● **QUOTED PASSAGE**:
Kenneth Mbaabu Muchiri v Kennedy Wachira [2021] KEELC 1880 (KLR)
Full Case Text
REPUBLIC OF KENYA
IN THE ENVIRONMENT AND LAND COURT
AT THIKA
ELC CASE NO. 55 OF 2020
KENNETH MBAABU MUCHIRI.................................................PLAINTIFF/APPLICANT
-VERSUS-
KENNEDY WACHIRA..........................................................DEFENDANT/RESPONDENT
RULING
The matter for determination is the Notice of Motion Application dated 30th July 2020, brought by the Plaintiff/Applicant seeking for orders that;
1. This Honorable Court be pleased to issue a temporary injunction restraining the Defendant/Respondent by himself, servants, legal representatives’ agents or whosoever from entering into, pulling down barbed wire fence, chasing away workers, blocking, or any other manner interfering with or wasting the Plaintiff’s property being L.R Nos.5973/76 and 5973/77 situate at Runda Kiambu County pending hearing and determination of this suit.
2. The officer in charge of Thindigua Police Post, do ensure compliance with the orders above.
3. Costs be in the cause.
The Application is supported by the grounds on the face of the Application and the Supporting Affidavit of Kenneth Mbaabu Muchiri.He averred that he is the registered proprietor ofL.R Nos.5973/76 and 5973/77, situate at Runda, Kiambu County and on 11th May 2020, he entered into a contract with four men to construct a fence around his property.
He further averred that the Defendant/Respondent by himself and his agents illegally entered into his property and stopped his workers and threatened to pull down the perimeter fence round his properties. That he reported the matter to Thindigua Police Post, about the harassment vide OB No.11/15/06/20, and the officers from Thindigua Police Post visited the site and recorded statements from the workers.

● **DATA PROVIDED**:
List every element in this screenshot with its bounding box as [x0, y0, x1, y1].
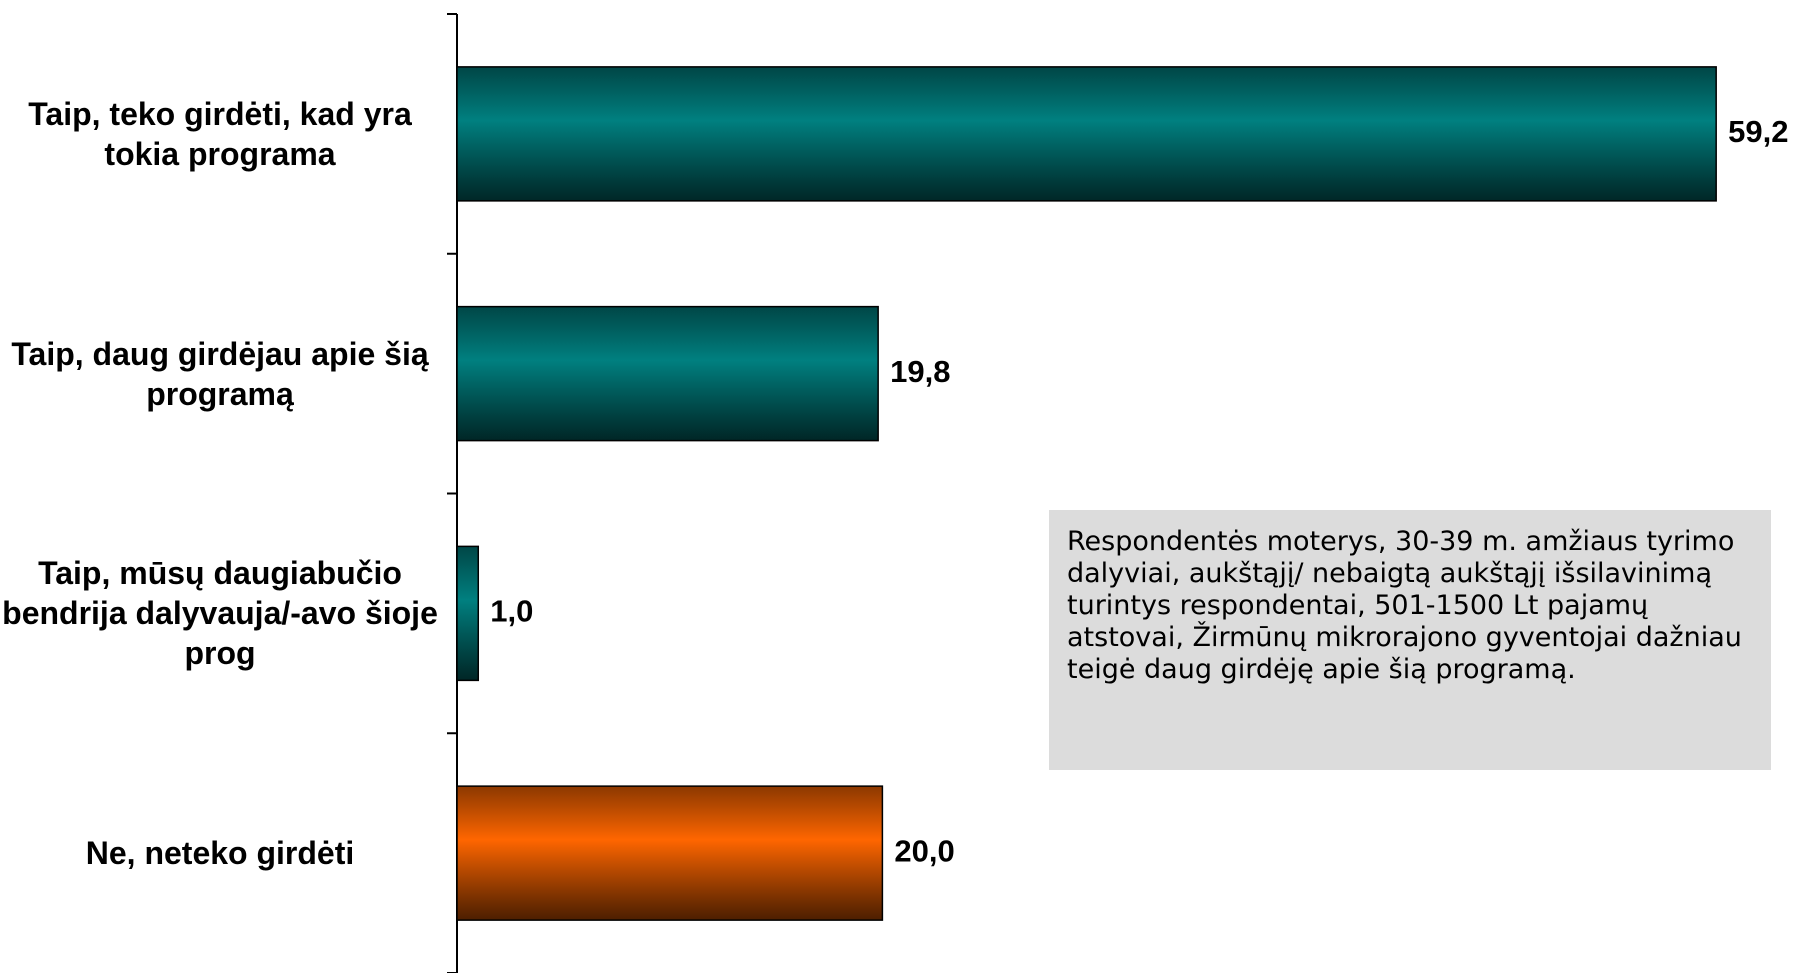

● **WHAT TO DO**:
**1.** Decide whether each statement below agrees with the ruling, answering yes or no and quoting the deciding words: (a) The application under determination is dated 30th July 2020. (b) The applicant contracted five men to build a fence around his property. (c) Officers from the police post visited the site and took statements from the workers.
**2.** According to the ruling, under what OB number did the applicant report the harassment to Thindigua Police Post?

● **FINAL RESULTS**:
**1.**
(a) Yes: "the Notice of Motion Application dated 30th July 2020"
(b) No: "he entered into a contract with four men to construct a fence around his property"
(c) Yes: "the officers from Thindigua Police Post visited the site and recorded statements from the workers"

**2.** OB No.11/15/06/20